Begin Provided records
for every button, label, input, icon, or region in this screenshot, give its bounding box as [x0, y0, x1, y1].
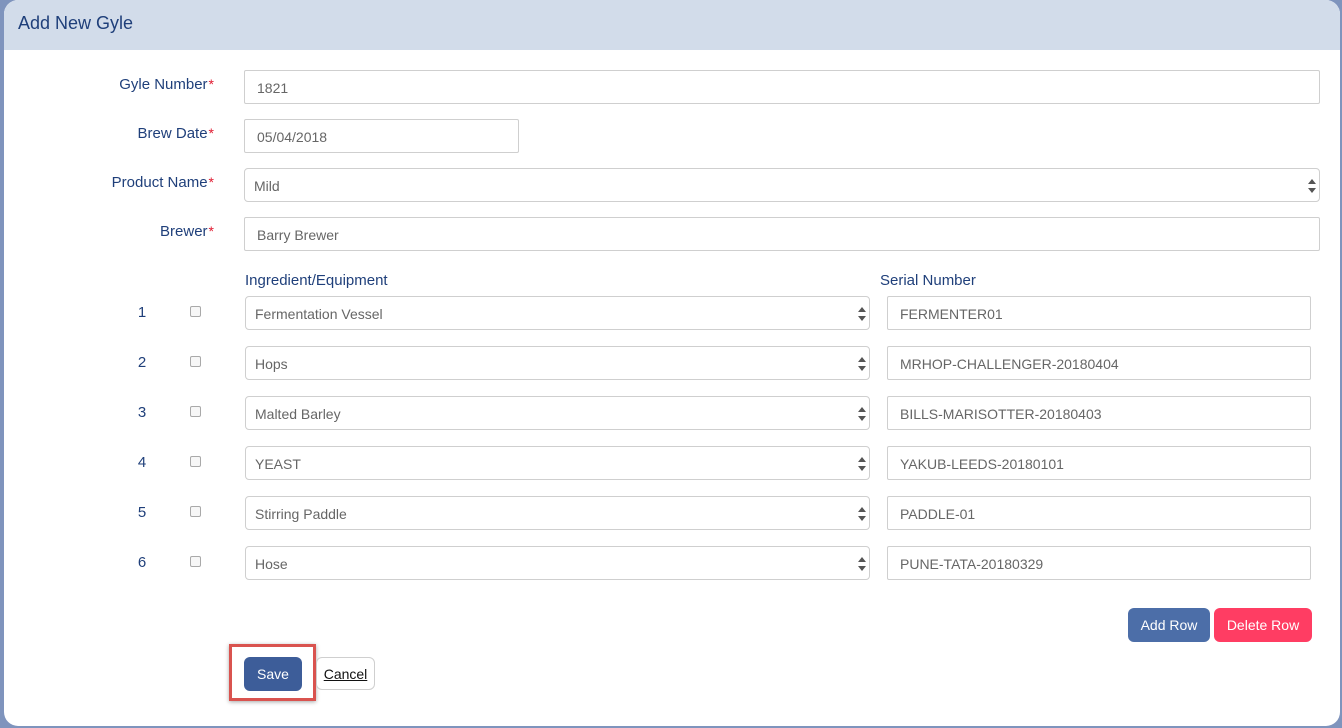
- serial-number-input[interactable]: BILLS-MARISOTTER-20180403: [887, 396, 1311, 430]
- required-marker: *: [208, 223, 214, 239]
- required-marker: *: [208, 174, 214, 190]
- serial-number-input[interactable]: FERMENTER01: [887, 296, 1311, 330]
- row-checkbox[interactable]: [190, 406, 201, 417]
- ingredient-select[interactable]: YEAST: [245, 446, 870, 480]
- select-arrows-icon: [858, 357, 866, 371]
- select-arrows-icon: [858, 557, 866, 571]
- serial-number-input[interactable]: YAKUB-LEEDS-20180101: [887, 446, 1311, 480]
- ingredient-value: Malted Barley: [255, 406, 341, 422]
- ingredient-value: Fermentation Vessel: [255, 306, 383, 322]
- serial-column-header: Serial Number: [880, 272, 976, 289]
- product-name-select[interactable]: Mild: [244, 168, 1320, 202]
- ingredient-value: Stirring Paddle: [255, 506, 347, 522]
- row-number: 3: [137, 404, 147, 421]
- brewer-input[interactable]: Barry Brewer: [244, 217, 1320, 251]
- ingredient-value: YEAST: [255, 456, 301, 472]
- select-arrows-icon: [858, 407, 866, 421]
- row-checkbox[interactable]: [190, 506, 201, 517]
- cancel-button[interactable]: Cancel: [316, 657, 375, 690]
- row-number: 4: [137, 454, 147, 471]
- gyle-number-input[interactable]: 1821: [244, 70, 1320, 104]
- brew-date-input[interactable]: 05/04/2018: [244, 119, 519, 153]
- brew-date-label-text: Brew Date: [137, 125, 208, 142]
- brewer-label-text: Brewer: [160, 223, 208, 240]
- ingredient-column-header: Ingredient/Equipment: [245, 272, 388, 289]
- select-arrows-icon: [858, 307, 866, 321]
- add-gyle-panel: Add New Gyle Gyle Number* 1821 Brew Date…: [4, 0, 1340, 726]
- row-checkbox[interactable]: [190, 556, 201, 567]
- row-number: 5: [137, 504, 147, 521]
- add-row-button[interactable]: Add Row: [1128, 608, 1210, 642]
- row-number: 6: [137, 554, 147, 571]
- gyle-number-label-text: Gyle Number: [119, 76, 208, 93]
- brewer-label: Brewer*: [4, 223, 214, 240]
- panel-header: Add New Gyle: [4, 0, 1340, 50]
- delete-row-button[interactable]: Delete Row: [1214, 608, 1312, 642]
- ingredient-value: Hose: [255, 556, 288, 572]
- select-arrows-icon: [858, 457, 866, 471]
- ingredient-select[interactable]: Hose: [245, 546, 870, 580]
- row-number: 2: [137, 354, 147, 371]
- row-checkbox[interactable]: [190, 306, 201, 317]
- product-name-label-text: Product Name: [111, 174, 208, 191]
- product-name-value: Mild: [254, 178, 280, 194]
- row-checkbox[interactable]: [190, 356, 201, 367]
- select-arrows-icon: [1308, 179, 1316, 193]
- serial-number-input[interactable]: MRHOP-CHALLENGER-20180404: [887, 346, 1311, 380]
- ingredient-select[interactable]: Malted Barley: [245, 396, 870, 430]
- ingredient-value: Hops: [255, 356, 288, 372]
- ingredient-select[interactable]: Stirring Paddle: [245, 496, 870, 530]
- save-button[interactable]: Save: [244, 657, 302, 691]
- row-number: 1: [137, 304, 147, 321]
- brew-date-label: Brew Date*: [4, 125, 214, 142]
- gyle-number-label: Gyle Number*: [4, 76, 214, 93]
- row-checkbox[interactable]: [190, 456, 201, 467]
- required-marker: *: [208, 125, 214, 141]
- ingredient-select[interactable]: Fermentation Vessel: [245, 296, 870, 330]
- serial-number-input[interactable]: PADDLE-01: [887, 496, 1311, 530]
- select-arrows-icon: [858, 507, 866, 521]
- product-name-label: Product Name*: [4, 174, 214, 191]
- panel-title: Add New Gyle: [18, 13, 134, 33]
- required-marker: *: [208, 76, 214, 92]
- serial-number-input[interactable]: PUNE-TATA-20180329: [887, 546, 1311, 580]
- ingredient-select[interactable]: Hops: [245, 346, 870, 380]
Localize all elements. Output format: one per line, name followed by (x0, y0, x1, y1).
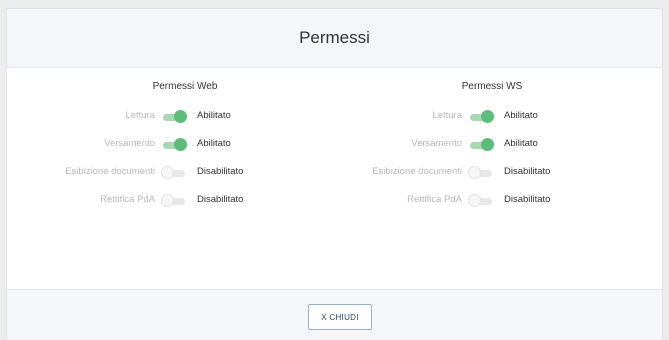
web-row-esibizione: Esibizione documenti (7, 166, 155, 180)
End Provided records
Rewrite the lines from the line with "396, 1311, 430]" up to and including the line with "- ingredient-value: Malted", replacing "select-arrows-icon" with "dropdown-arrows-icon" and leaving everything else unchanged.

▸ **The completed task**
- serial-number-input[interactable]: BILLS-MARISOTTER-20180403: [887, 396, 1311, 430]
- required-marker: *: [208, 223, 214, 239]
- required-marker: *: [208, 174, 214, 190]
- serial-number-input[interactable]: FERMENTER01: [887, 296, 1311, 330]
- row-checkbox[interactable]: [190, 406, 201, 417]
- ingredient-select[interactable]: YEAST: [245, 446, 870, 480]
- dropdown-arrows-icon: [858, 357, 866, 371]
- dropdown-arrows-icon: [858, 557, 866, 571]
- serial-number-input[interactable]: YAKUB-LEEDS-20180101: [887, 446, 1311, 480]
- ingredient-value: Malted Barley: [255, 406, 341, 422]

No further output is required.